-- Start of RECORDS --

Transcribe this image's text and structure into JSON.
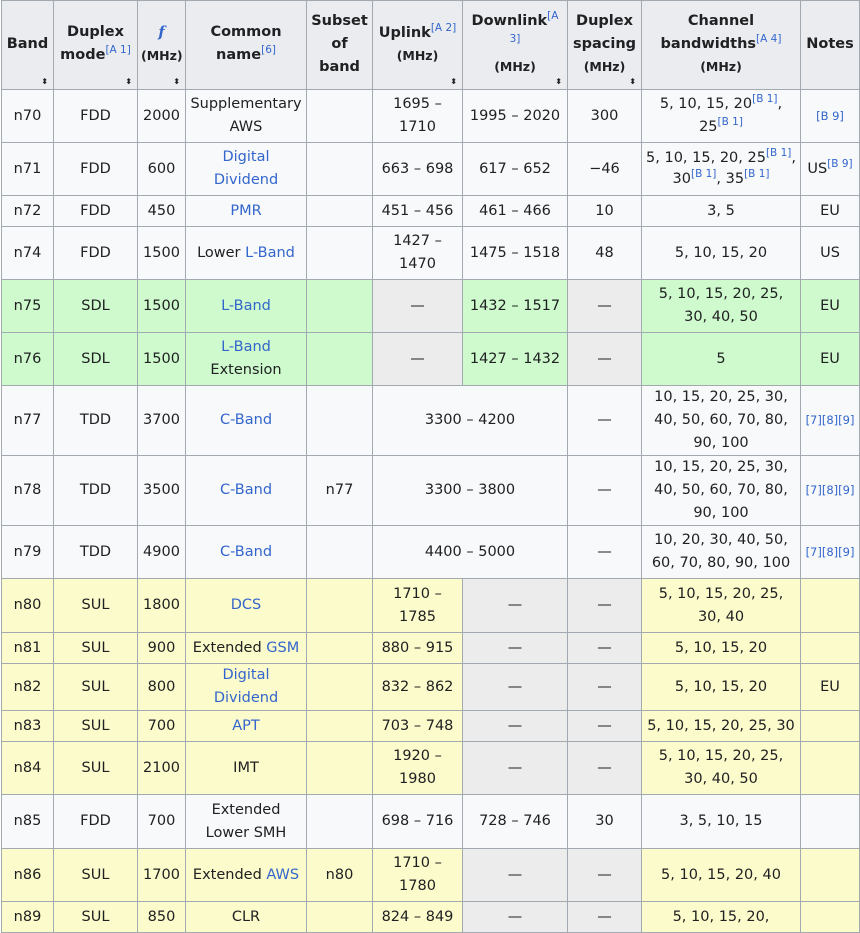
{
  "headers": {
    "band": "Band",
    "duplex_mode": "Duplex mode",
    "duplex_mode_ref": "[A 1]",
    "freq_symbol": "f",
    "freq_unit": "(MHz)",
    "common_name": "Common name",
    "common_name_ref": "[6]",
    "subset": "Subset of band",
    "uplink": "Uplink",
    "uplink_ref": "[A 2]",
    "uplink_unit": "(MHz)",
    "downlink": "Downlink",
    "downlink_ref": "[A 3]",
    "downlink_unit": "(MHz)",
    "duplex_spacing": "Duplex spacing",
    "duplex_spacing_unit": "(MHz)",
    "channel_bw": "Channel bandwidths",
    "channel_bw_ref": "[A 4]",
    "channel_bw_unit": "(MHz)",
    "notes": "Notes",
    "sort_glyph": "⬍"
  },
  "rows": {
    "n70": {
      "band": "n70",
      "mode": "FDD",
      "f": "2000",
      "name": "Supplementary AWS",
      "uplink": "1695 – 1710",
      "downlink": "1995 – 2020",
      "spacing": "300",
      "bw": "5, 10, 15, 20",
      "bw_ref": "[B 1]",
      "bw2": "25",
      "bw2_ref": "[B 1]",
      "notes_ref": "[B 9]"
    },
    "n71": {
      "band": "n71",
      "mode": "FDD",
      "f": "600",
      "name": "Digital Dividend",
      "uplink": "663 – 698",
      "downlink": "617 – 652",
      "spacing": "−46",
      "bw": "5, 10, 15, 20, 25",
      "bw_ref": "[B 1]",
      "bw2": "30",
      "bw2_ref": "[B 1]",
      "bw3": "35",
      "bw3_ref": "[B 1]",
      "notes": "US",
      "notes_ref": "[B 9]"
    },
    "n72": {
      "band": "n72",
      "mode": "FDD",
      "f": "450",
      "name": "PMR",
      "uplink": "451 – 456",
      "downlink": "461 – 466",
      "spacing": "10",
      "bw": "3, 5",
      "notes": "EU"
    },
    "n74": {
      "band": "n74",
      "mode": "FDD",
      "f": "1500",
      "name_prefix": "Lower",
      "name": "L-Band",
      "uplink": "1427 – 1470",
      "downlink": "1475 – 1518",
      "spacing": "48",
      "bw": "5, 10, 15, 20",
      "notes": "US"
    },
    "n75": {
      "band": "n75",
      "mode": "SDL",
      "f": "1500",
      "name": "L-Band",
      "uplink": "—",
      "downlink": "1432 – 1517",
      "spacing": "—",
      "bw": "5, 10, 15, 20, 25, 30, 40, 50",
      "notes": "EU"
    },
    "n76": {
      "band": "n76",
      "mode": "SDL",
      "f": "1500",
      "name": "L-Band",
      "name_suffix": "Extension",
      "uplink": "—",
      "downlink": "1427 – 1432",
      "spacing": "—",
      "bw": "5",
      "notes": "EU"
    },
    "n77": {
      "band": "n77",
      "mode": "TDD",
      "f": "3700",
      "name": "C-Band",
      "range": "3300 – 4200",
      "spacing": "—",
      "bw": "10, 15, 20, 25, 30, 40, 50, 60, 70, 80, 90, 100",
      "notes_ref": "[7][8][9]"
    },
    "n78": {
      "band": "n78",
      "mode": "TDD",
      "f": "3500",
      "name": "C-Band",
      "subset": "n77",
      "range": "3300 – 3800",
      "spacing": "—",
      "bw": "10, 15, 20, 25, 30, 40, 50, 60, 70, 80, 90, 100",
      "notes_ref": "[7][8][9]"
    },
    "n79": {
      "band": "n79",
      "mode": "TDD",
      "f": "4900",
      "name": "C-Band",
      "range": "4400 – 5000",
      "spacing": "—",
      "bw": "10, 20, 30, 40, 50, 60, 70, 80, 90, 100",
      "notes_ref": "[7][8][9]"
    },
    "n80": {
      "band": "n80",
      "mode": "SUL",
      "f": "1800",
      "name": "DCS",
      "uplink": "1710 – 1785",
      "downlink": "—",
      "spacing": "—",
      "bw": "5, 10, 15, 20, 25, 30, 40"
    },
    "n81": {
      "band": "n81",
      "mode": "SUL",
      "f": "900",
      "name_prefix": "Extended",
      "name": "GSM",
      "uplink": "880 – 915",
      "downlink": "—",
      "spacing": "—",
      "bw": "5, 10, 15, 20"
    },
    "n82": {
      "band": "n82",
      "mode": "SUL",
      "f": "800",
      "name": "Digital Dividend",
      "uplink": "832 – 862",
      "downlink": "—",
      "spacing": "—",
      "bw": "5, 10, 15, 20",
      "notes": "EU"
    },
    "n83": {
      "band": "n83",
      "mode": "SUL",
      "f": "700",
      "name": "APT",
      "uplink": "703 – 748",
      "downlink": "—",
      "spacing": "—",
      "bw": "5, 10, 15, 20, 25, 30"
    },
    "n84": {
      "band": "n84",
      "mode": "SUL",
      "f": "2100",
      "name": "IMT",
      "uplink": "1920 – 1980",
      "downlink": "—",
      "spacing": "—",
      "bw": "5, 10, 15, 20, 25, 30, 40, 50"
    },
    "n85": {
      "band": "n85",
      "mode": "FDD",
      "f": "700",
      "name": "Extended Lower SMH",
      "uplink": "698 – 716",
      "downlink": "728 – 746",
      "spacing": "30",
      "bw": "3, 5, 10, 15"
    },
    "n86": {
      "band": "n86",
      "mode": "SUL",
      "f": "1700",
      "name_prefix": "Extended",
      "name": "AWS",
      "subset": "n80",
      "uplink": "1710 – 1780",
      "downlink": "—",
      "spacing": "—",
      "bw": "5, 10, 15, 20, 40"
    },
    "n89": {
      "band": "n89",
      "mode": "SUL",
      "f": "850",
      "name": "CLR",
      "uplink": "824 – 849",
      "downlink": "—",
      "spacing": "—",
      "bw": "5, 10, 15, 20,"
    }
  }
}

-- End of RECORDS --

→ **JOB**:
Without the pictures, restate all of the entries above verbatim.

→ **EXPECTED OUTPUT**:
Transcribe this image's text and structure into JSON.
{
  "headers": {
    "band": "Band",
    "duplex_mode": "Duplex mode",
    "duplex_mode_ref": "[A 1]",
    "freq_symbol": "f",
    "freq_unit": "(MHz)",
    "common_name": "Common name",
    "common_name_ref": "[6]",
    "subset": "Subset of band",
    "uplink": "Uplink",
    "uplink_ref": "[A 2]",
    "uplink_unit": "(MHz)",
    "downlink": "Downlink",
    "downlink_ref": "[A 3]",
    "downlink_unit": "(MHz)",
    "duplex_spacing": "Duplex spacing",
    "duplex_spacing_unit": "(MHz)",
    "channel_bw": "Channel bandwidths",
    "channel_bw_ref": "[A 4]",
    "channel_bw_unit": "(MHz)",
    "notes": "Notes",
    "sort_glyph": "⬍"
  },
  "rows": {
    "n70": {
      "band": "n70",
      "mode": "FDD",
      "f": "2000",
      "name": "Supplementary AWS",
      "uplink": "1695 – 1710",
      "downlink": "1995 – 2020",
      "spacing": "300",
      "bw": "5, 10, 15, 20",
      "bw_ref": "[B 1]",
      "bw2": "25",
      "bw2_ref": "[B 1]",
      "notes_ref": "[B 9]"
    },
    "n71": {
      "band": "n71",
      "mode": "FDD",
      "f": "600",
      "name": "Digital Dividend",
      "uplink": "663 – 698",
      "downlink": "617 – 652",
      "spacing": "−46",
      "bw": "5, 10, 15, 20, 25",
      "bw_ref": "[B 1]",
      "bw2": "30",
      "bw2_ref": "[B 1]",
      "bw3": "35",
      "bw3_ref": "[B 1]",
      "notes": "US",
      "notes_ref": "[B 9]"
    },
    "n72": {
      "band": "n72",
      "mode": "FDD",
      "f": "450",
      "name": "PMR",
      "uplink": "451 – 456",
      "downlink": "461 – 466",
      "spacing": "10",
      "bw": "3, 5",
      "notes": "EU"
    },
    "n74": {
      "band": "n74",
      "mode": "FDD",
      "f": "1500",
      "name_prefix": "Lower",
      "name": "L-Band",
      "uplink": "1427 – 1470",
      "downlink": "1475 – 1518",
      "spacing": "48",
      "bw": "5, 10, 15, 20",
      "notes": "US"
    },
    "n75": {
      "band": "n75",
      "mode": "SDL",
      "f": "1500",
      "name": "L-Band",
      "uplink": "—",
      "downlink": "1432 – 1517",
      "spacing": "—",
      "bw": "5, 10, 15, 20, 25, 30, 40, 50",
      "notes": "EU"
    },
    "n76": {
      "band": "n76",
      "mode": "SDL",
      "f": "1500",
      "name": "L-Band",
      "name_suffix": "Extension",
      "uplink": "—",
      "downlink": "1427 – 1432",
      "spacing": "—",
      "bw": "5",
      "notes": "EU"
    },
    "n77": {
      "band": "n77",
      "mode": "TDD",
      "f": "3700",
      "name": "C-Band",
      "range": "3300 – 4200",
      "spacing": "—",
      "bw": "10, 15, 20, 25, 30, 40, 50, 60, 70, 80, 90, 100",
      "notes_ref": "[7][8][9]"
    },
    "n78": {
      "band": "n78",
      "mode": "TDD",
      "f": "3500",
      "name": "C-Band",
      "subset": "n77",
      "range": "3300 – 3800",
      "spacing": "—",
      "bw": "10, 15, 20, 25, 30, 40, 50, 60, 70, 80, 90, 100",
      "notes_ref": "[7][8][9]"
    },
    "n79": {
      "band": "n79",
      "mode": "TDD",
      "f": "4900",
      "name": "C-Band",
      "range": "4400 – 5000",
      "spacing": "—",
      "bw": "10, 20, 30, 40, 50, 60, 70, 80, 90, 100",
      "notes_ref": "[7][8][9]"
    },
    "n80": {
      "band": "n80",
      "mode": "SUL",
      "f": "1800",
      "name": "DCS",
      "uplink": "1710 – 1785",
      "downlink": "—",
      "spacing": "—",
      "bw": "5, 10, 15, 20, 25, 30, 40"
    },
    "n81": {
      "band": "n81",
      "mode": "SUL",
      "f": "900",
      "name_prefix": "Extended",
      "name": "GSM",
      "uplink": "880 – 915",
      "downlink": "—",
      "spacing": "—",
      "bw": "5, 10, 15, 20"
    },
    "n82": {
      "band": "n82",
      "mode": "SUL",
      "f": "800",
      "name": "Digital Dividend",
      "uplink": "832 – 862",
      "downlink": "—",
      "spacing": "—",
      "bw": "5, 10, 15, 20",
      "notes": "EU"
    },
    "n83": {
      "band": "n83",
      "mode": "SUL",
      "f": "700",
      "name": "APT",
      "uplink": "703 – 748",
      "downlink": "—",
      "spacing": "—",
      "bw": "5, 10, 15, 20, 25, 30"
    },
    "n84": {
      "band": "n84",
      "mode": "SUL",
      "f": "2100",
      "name": "IMT",
      "uplink": "1920 – 1980",
      "downlink": "—",
      "spacing": "—",
      "bw": "5, 10, 15, 20, 25, 30, 40, 50"
    },
    "n85": {
      "band": "n85",
      "mode": "FDD",
      "f": "700",
      "name": "Extended Lower SMH",
      "uplink": "698 – 716",
      "downlink": "728 – 746",
      "spacing": "30",
      "bw": "3, 5, 10, 15"
    },
    "n86": {
      "band": "n86",
      "mode": "SUL",
      "f": "1700",
      "name_prefix": "Extended",
      "name": "AWS",
      "subset": "n80",
      "uplink": "1710 – 1780",
      "downlink": "—",
      "spacing": "—",
      "bw": "5, 10, 15, 20, 40"
    },
    "n89": {
      "band": "n89",
      "mode": "SUL",
      "f": "850",
      "name": "CLR",
      "uplink": "824 – 849",
      "downlink": "—",
      "spacing": "—",
      "bw": "5, 10, 15, 20,"
    }
  }
}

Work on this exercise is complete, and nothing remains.